(Records contained in a dataset):
------------

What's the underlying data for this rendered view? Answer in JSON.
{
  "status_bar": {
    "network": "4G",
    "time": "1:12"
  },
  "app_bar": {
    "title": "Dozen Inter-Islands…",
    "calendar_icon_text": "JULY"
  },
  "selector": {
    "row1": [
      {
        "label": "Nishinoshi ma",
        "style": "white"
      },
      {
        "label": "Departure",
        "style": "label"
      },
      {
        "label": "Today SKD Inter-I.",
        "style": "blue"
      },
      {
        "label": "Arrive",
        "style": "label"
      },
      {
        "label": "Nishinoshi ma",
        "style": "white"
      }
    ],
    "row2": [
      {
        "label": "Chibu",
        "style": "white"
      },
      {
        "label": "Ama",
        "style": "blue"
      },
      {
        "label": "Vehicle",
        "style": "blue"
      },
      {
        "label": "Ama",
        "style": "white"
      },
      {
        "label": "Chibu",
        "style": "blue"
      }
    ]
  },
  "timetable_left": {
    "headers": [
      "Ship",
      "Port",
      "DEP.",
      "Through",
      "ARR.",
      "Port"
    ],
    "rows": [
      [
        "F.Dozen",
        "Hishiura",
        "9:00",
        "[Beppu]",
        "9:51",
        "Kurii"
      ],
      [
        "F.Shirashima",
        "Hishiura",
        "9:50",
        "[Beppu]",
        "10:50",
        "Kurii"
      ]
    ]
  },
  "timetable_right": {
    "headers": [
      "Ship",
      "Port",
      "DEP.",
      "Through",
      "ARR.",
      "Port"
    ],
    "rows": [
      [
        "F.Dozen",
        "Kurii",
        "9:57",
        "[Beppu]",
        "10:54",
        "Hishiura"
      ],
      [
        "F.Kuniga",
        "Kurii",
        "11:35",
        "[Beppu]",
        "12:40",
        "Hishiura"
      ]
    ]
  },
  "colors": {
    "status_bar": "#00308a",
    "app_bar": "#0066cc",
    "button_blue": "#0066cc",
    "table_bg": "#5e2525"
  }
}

------------

(Exercise): Nothing in the listing may be changed; retype it all exactly.

(Expected answer):
What's the underlying data for this rendered view? Answer in JSON.
{
  "status_bar": {
    "network": "4G",
    "time": "1:12"
  },
  "app_bar": {
    "title": "Dozen Inter-Islands…",
    "calendar_icon_text": "JULY"
  },
  "selector": {
    "row1": [
      {
        "label": "Nishinoshi ma",
        "style": "white"
      },
      {
        "label": "Departure",
        "style": "label"
      },
      {
        "label": "Today SKD Inter-I.",
        "style": "blue"
      },
      {
        "label": "Arrive",
        "style": "label"
      },
      {
        "label": "Nishinoshi ma",
        "style": "white"
      }
    ],
    "row2": [
      {
        "label": "Chibu",
        "style": "white"
      },
      {
        "label": "Ama",
        "style": "blue"
      },
      {
        "label": "Vehicle",
        "style": "blue"
      },
      {
        "label": "Ama",
        "style": "white"
      },
      {
        "label": "Chibu",
        "style": "blue"
      }
    ]
  },
  "timetable_left": {
    "headers": [
      "Ship",
      "Port",
      "DEP.",
      "Through",
      "ARR.",
      "Port"
    ],
    "rows": [
      [
        "F.Dozen",
        "Hishiura",
        "9:00",
        "[Beppu]",
        "9:51",
        "Kurii"
      ],
      [
        "F.Shirashima",
        "Hishiura",
        "9:50",
        "[Beppu]",
        "10:50",
        "Kurii"
      ]
    ]
  },
  "timetable_right": {
    "headers": [
      "Ship",
      "Port",
      "DEP.",
      "Through",
      "ARR.",
      "Port"
    ],
    "rows": [
      [
        "F.Dozen",
        "Kurii",
        "9:57",
        "[Beppu]",
        "10:54",
        "Hishiura"
      ],
      [
        "F.Kuniga",
        "Kurii",
        "11:35",
        "[Beppu]",
        "12:40",
        "Hishiura"
      ]
    ]
  },
  "colors": {
    "status_bar": "#00308a",
    "app_bar": "#0066cc",
    "button_blue": "#0066cc",
    "table_bg": "#5e2525"
  }
}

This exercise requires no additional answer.